● **Request**: Examine the records and identify each line that includes the string "come". Copy those lines.

Begin Material provided

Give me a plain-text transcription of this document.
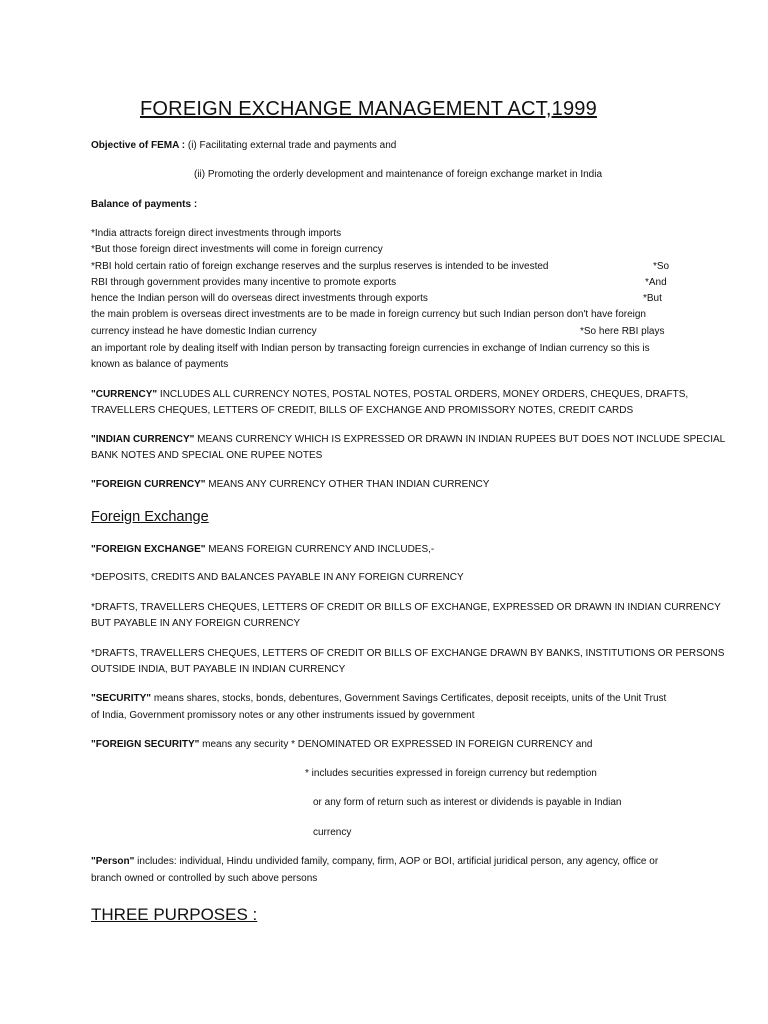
FOREIGN EXCHANGE MANAGEMENT ACT,1999
Objective of FEMA : (i) Facilitating external trade and payments and
(ii) Promoting the orderly development and maintenance of foreign exchange market in India
Balance of payments :
*India attracts foreign direct investments through imports
*But those foreign direct investments will come in foreign currency
*RBI hold certain ratio of foreign exchange reserves and the surplus reserves is intended to be invested	*So
RBI through government provides many incentive to promote exports	*And
hence the Indian person will do overseas direct investments through exports	*But
the main problem is overseas direct investments are to be made in foreign currency but such Indian person don't have foreign
currency instead he have domestic Indian currency	*So here RBI plays
an important role by dealing itself with Indian person by transacting foreign currencies in exchange of Indian currency so this is
known as balance of payments
"CURRENCY" INCLUDES ALL CURRENCY NOTES, POSTAL NOTES, POSTAL ORDERS, MONEY ORDERS, CHEQUES, DRAFTS,
TRAVELLERS CHEQUES, LETTERS OF CREDIT, BILLS OF EXCHANGE AND PROMISSORY NOTES, CREDIT CARDS
"INDIAN CURRENCY" MEANS CURRENCY WHICH IS EXPRESSED OR DRAWN IN INDIAN RUPEES BUT DOES NOT INCLUDE SPECIAL
BANK NOTES AND SPECIAL ONE RUPEE NOTES
"FOREIGN CURRENCY" MEANS ANY CURRENCY OTHER THAN INDIAN CURRENCY
Foreign Exchange
"FOREIGN EXCHANGE" MEANS FOREIGN CURRENCY AND INCLUDES,-
*DEPOSITS, CREDITS AND BALANCES PAYABLE IN ANY FOREIGN CURRENCY
*DRAFTS, TRAVELLERS CHEQUES, LETTERS OF CREDIT OR BILLS OF EXCHANGE, EXPRESSED OR DRAWN IN INDIAN CURRENCY
BUT PAYABLE IN ANY FOREIGN CURRENCY
*DRAFTS, TRAVELLERS CHEQUES, LETTERS OF CREDIT OR BILLS OF EXCHANGE DRAWN BY BANKS, INSTITUTIONS OR PERSONS
OUTSIDE INDIA, BUT PAYABLE IN INDIAN CURRENCY
"SECURITY" means shares, stocks, bonds, debentures, Government Savings Certificates, deposit receipts, units of the Unit Trust
of India, Government promissory notes or any other instruments issued by government
"FOREIGN SECURITY" means any security * DENOMINATED OR EXPRESSED IN FOREIGN CURRENCY and
* includes securities expressed in foreign currency but redemption
or any form of return such as interest or dividends is payable in Indian
currency
"Person" includes: individual, Hindu undivided family, company, firm, AOP or BOI, artificial juridical person, any agency, office or
branch owned or controlled by such above persons
THREE PURPOSES :
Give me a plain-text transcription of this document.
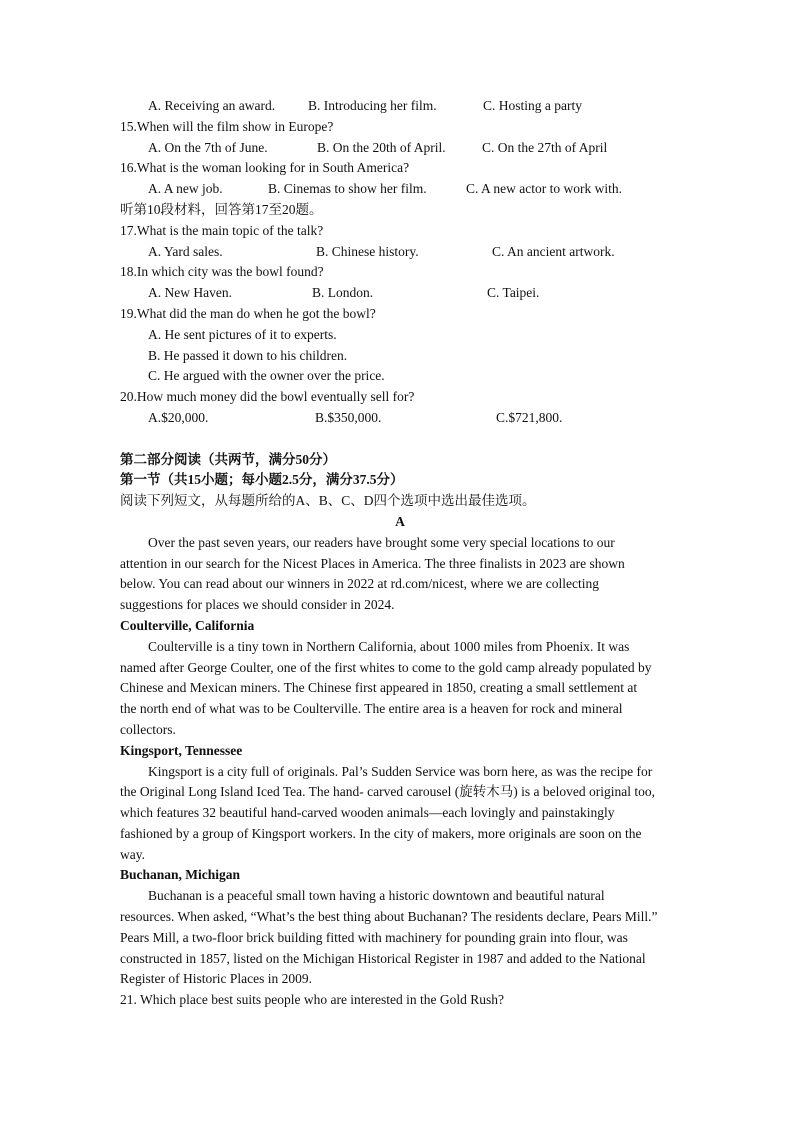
A. Receiving an award. B. Introducing her film.	C. Hosting a party
15.When will the film show in Europe?
A. On the 7th of June.	B. On the 20th of April.	C. On the 27th of April
16.What is the woman looking for in South America?
A. A new job.	B. Cinemas to show her film.	C. A new actor to work with.
听第10段材料，回答第17至20题。
17.What is the main topic of the talk?
A. Yard sales.	B. Chinese history.	C. An ancient artwork.
18.In which city was the bowl found?
A. New Haven.	B. London.	C. Taipei.
19.What did the man do when he got the bowl?
A. He sent pictures of it to experts.
B. He passed it down to his children.
C. He argued with the owner over the price.
20.How much money did the bowl eventually sell for?
A.$20,000.	B.$350,000.	C.$721,800.
第二部分阅读（共两节，满分50分）
第一节（共15小题；每小题2.5分，满分37.5分）
阅读下列短文，从每题所给的A、B、C、D四个选项中选出最佳选项。
A
Over the past seven years, our readers have brought some very special locations to our
attention in our search for the Nicest Places in America. The three finalists in 2023 are shown
below. You can read about our winners in 2022 at rd.com/nicest, where we are collecting
suggestions for places we should consider in 2024.
Coulterville, California
Coulterville is a tiny town in Northern California, about 1000 miles from Phoenix. It was
named after George Coulter, one of the first whites to come to the gold camp already populated by
Chinese and Mexican miners. The Chinese first appeared in 1850, creating a small settlement at
the north end of what was to be Coulterville. The entire area is a heaven for rock and mineral
collectors.
Kingsport, Tennessee
Kingsport is a city full of originals. Pal’s Sudden Service was born here, as was the recipe for
the Original Long Island Iced Tea. The hand- carved carousel (旋转木马) is a beloved original too,
which features 32 beautiful hand-carved wooden animals—each lovingly and painstakingly
fashioned by a group of Kingsport workers. In the city of makers, more originals are soon on the
way.
Buchanan, Michigan
Buchanan is a peaceful small town having a historic downtown and beautiful natural
resources. When asked, “What’s the best thing about Buchanan? The residents declare, Pears Mill.”
Pears Mill, a two-floor brick building fitted with machinery for pounding grain into flour, was
constructed in 1857, listed on the Michigan Historical Register in 1987 and added to the National
Register of Historic Places in 2009.
21. Which place best suits people who are interested in the Gold Rush?
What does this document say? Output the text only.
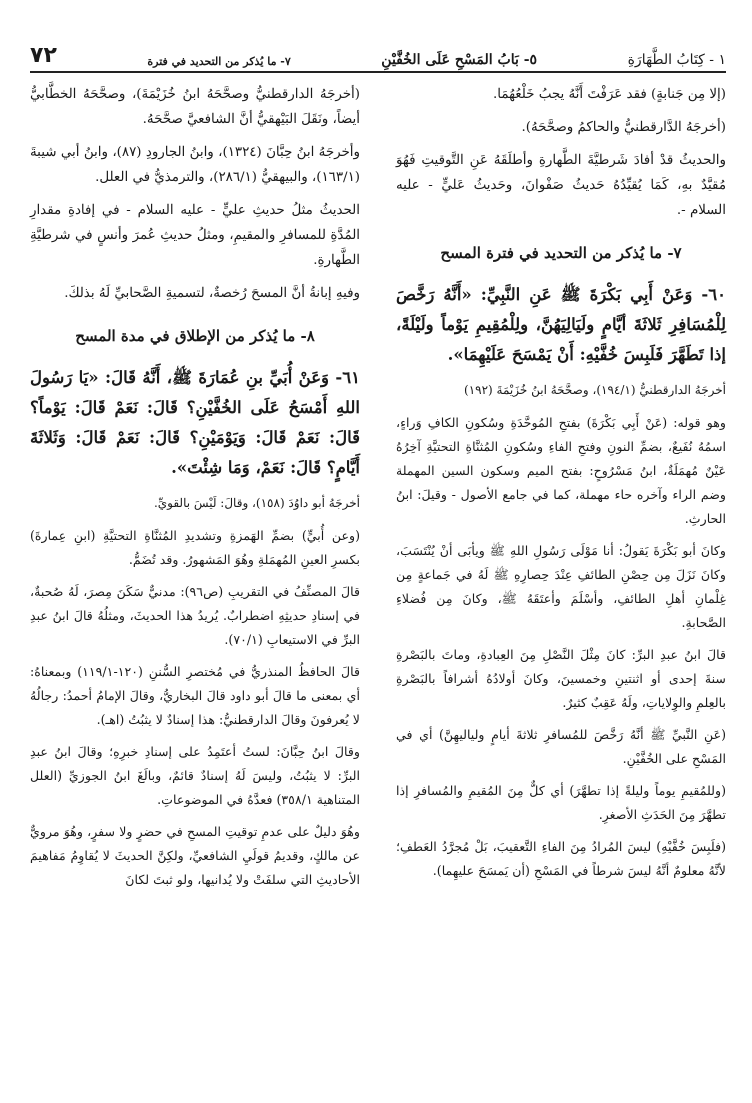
١ - كِتَابُ الطَّهَارَةِ
٥- بَابُ المَسْحِ عَلَى الخُفَّيْنِ
٧- ما يُذكر من التحديد في فترة
٧٢

(إلا مِن جَنابةٍ) فقد عَرَفْتَ أَنَّهُ يجبُ خَلْعُهُمَا.

(أخرجَهُ الدَّارقطنيُّ والحاكمُ وصحَّحَهُ).

والحديثُ قدْ أفادَ شَرطيَّةَ الطَّهارةِ وأطلَقَهُ عَنِ التَّوقيتِ فَهُوَ مُقيَّدٌ بهِ، كَمَا يُقيِّدُهُ حَديثُ صَفْوانَ، وحَديثُ عَليٍّ - عليه السلام -.

٧- ما يُذكر من التحديد في فترة المسح

٦٠- وَعَنْ أَبِي بَكْرَةَ ﷺ عَنِ النَّبِيِّ: «أَنَّهُ رَخَّصَ لِلْمُسَافِرِ ثَلاثَةَ أيَّامٍ ولَيَالِيَهُنَّ، ولِلْمُقِيمِ يَوْماً ولَيْلَةً، إذا تَطَهَّرَ فَلَبِسَ خُفَّيْهِ: أَنْ يَمْسَحَ عَلَيْهِمَا».

أخرجَهُ الدارقطنيُّ (١٩٤/١)، وصحَّحَهُ ابنُ خُزَيْمَةَ (١٩٢)

وهو قوله: (عَنْ أَبِي بَكْرَةَ) بفتحِ المُوحَّدَةِ وسُكونِ الكافِ وَراءٍ، اسمُهُ نُفَيعٌ، بضمِّ النونِ وفتحِ الفاءِ وسُكونِ المُثنَّاةِ التحتيَّةِ آخِرُهُ عَيْنٌ مُهمَلَةٌ، ابنُ مَسْرُوحٍ: بفتح الميم وسكون السين المهملة وضم الراء وآخره حاء مهملة، كما في جامع الأصول - وقيلَ: ابنُ الحارثِ.

وكانَ أبو بَكْرَةَ يَقولُ: أنا مَوْلَى رَسُولِ اللهِ ﷺ ويأبَى أنْ يُنْتَسَبَ، وكانَ نَزَلَ مِن حِصْنِ الطائفِ عِنْدَ حِصارِهِ ﷺ لَهُ في جَماعةٍ مِن غِلْمانِ أهلِ الطائفِ، وأسْلَمَ وأعتَقَهُ ﷺ، وكانَ مِن فُضلاءِ الصَّحابةِ.

قالَ ابنُ عبدِ البرِّ: كانَ مِثْلَ النَّصْلِ مِنَ العِبادةِ، وماتَ بالبَصْرةِ سنةَ إحدى أو اثنتينِ وخمسينَ، وكانَ أولادُهُ أشرافاً بالبَصْرةِ بالعِلمِ والوِلاياتِ، ولَهُ عَقِبٌ كثيرٌ.

(عَنِ النَّبيِّ ﷺ أنَّهُ رَخَّصَ للمُسافرِ ثلاثةَ أيامٍ ولياليهِنَّ) أي في المَسْحِ على الخُفَّيْنِ.

(وللمُقيمِ يوماً وليلةً إذا تطهَّرَ) أي كلٌّ مِنَ المُقيمِ والمُسافرِ إذا تطهَّرَ مِنَ الحَدَثِ الأصغرِ.

(فلَبِسَ خُفَّيْهِ) ليسَ المُرادُ مِنَ الفاءِ التَّعقيبَ، بَلْ مُجرَّدُ العَطفِ؛ لأنَّهُ معلومٌ أنَّهُ ليسَ شرطاً في المَسْحِ (أن يَمسَحَ عليهِما).

(أخرجَهُ الدارقطنيُّ وصحَّحَهُ ابنُ خُزَيْمَةَ)، وصحَّحَهُ الخطَّابيُّ أيضاً، ونَقَلَ البَيْهقيُّ أنَّ الشافعيَّ صحَّحَهُ.

وأخرجَهُ ابنُ حِبَّانَ (١٣٢٤)، وابنُ الجارودِ (٨٧)، وابنُ أبي شيبةَ (١٦٣/١)، والبيهقيُّ (٢٨٦/١)، والترمذيُّ في العلل.

الحديثُ مثلُ حديثِ عليٍّ - عليه السلام - في إفادةِ مقدارِ المُدَّةِ للمسافرِ والمقيمِ، ومثلُ حديثِ عُمرَ وأنسٍ في شرطيَّةِ الطَّهارةِ.

وفيهِ إبانةُ أنَّ المسحَ رُخصةٌ، لتسميةِ الصَّحابيِّ لَهُ بذلكَ.

٨- ما يُذكر من الإطلاق في مدة المسح

٦١- وَعَنْ أُبَيِّ بنِ عُمَارَةَ ﷺ، أَنَّهُ قَالَ: «يَا رَسُولَ اللهِ أَمْسَحُ عَلَى الخُفَّيْنِ؟ قَالَ: نَعَمْ قَالَ: يَوْماً؟ قَالَ: نَعَمْ قَالَ: وَيَوْمَيْنِ؟ قَالَ: نَعَمْ قَالَ: وَثَلاثَةَ أَيَّامٍ؟ قَالَ: نَعَمْ، وَمَا شِئْتَ».

أخرجَهُ أبو داوُدَ (١٥٨)، وقالَ: لَيْسَ بالقويِّ.

(وعن أُبيٍّ) بضمِّ الهَمزةِ وتشديدِ المُثنَّاةِ التحتيَّةِ (ابنِ عِمارةَ) بكسرِ العينِ المُهمَلةِ وهُوَ المَشهورُ. وقد تُضَمُّ.

قالَ المصنِّفُ في التقريبِ (ص٩٦): مدنيٌّ سَكَنَ مِصرَ، لَهُ صُحبةٌ، في إسنادِ حديثِهِ اضطرابٌ. يُريدُ هذا الحديثَ، ومثلُهُ قالَ ابنُ عبدِ البرِّ في الاستيعابِ (٧٠/١).

قالَ الحافظُ المنذريُّ في مُختصرِ السُّننِ (١٢٠-١١٩/١) وبمعناهُ: أي بمعنى ما قالَ أبو داود قالَ البخاريُّ، وقالَ الإمامُ أحمدُ: رجالُهُ لا يُعرفونَ وقالَ الدارقطنيُّ: هذا إسنادٌ لا يثبُتُ (اهـ).

وقالَ ابنُ حِبَّانَ: لستُ أعتَمِدُ على إسنادِ خبرِهِ؛ وقالَ ابنُ عبدِ البرِّ: لا يثبُتُ، وليسَ لَهُ إسنادٌ قائمٌ، وبالَغَ ابنُ الجوزيِّ (العلل المتناهية ٣٥٨/١) فعدَّهُ في الموضوعاتِ.

وهُوَ دليلٌ على عدمِ توقيتِ المسحِ في حضرٍ ولا سفرٍ، وهُوَ مرويٌّ عن مالكٍ، وقديمُ قولَيِ الشافعيِّ، ولكِنَّ الحديثَ لا يُقاوِمُ مَفاهيمَ الأحاديثِ التي سلفَتْ ولا يُدانيها، ولو ثبتَ لكانَ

End Material provided

● **Written response**:
*But those foreign direct investments will come in foreign currency
named after George Coulter, one of the first whites to come to the gold camp already populated by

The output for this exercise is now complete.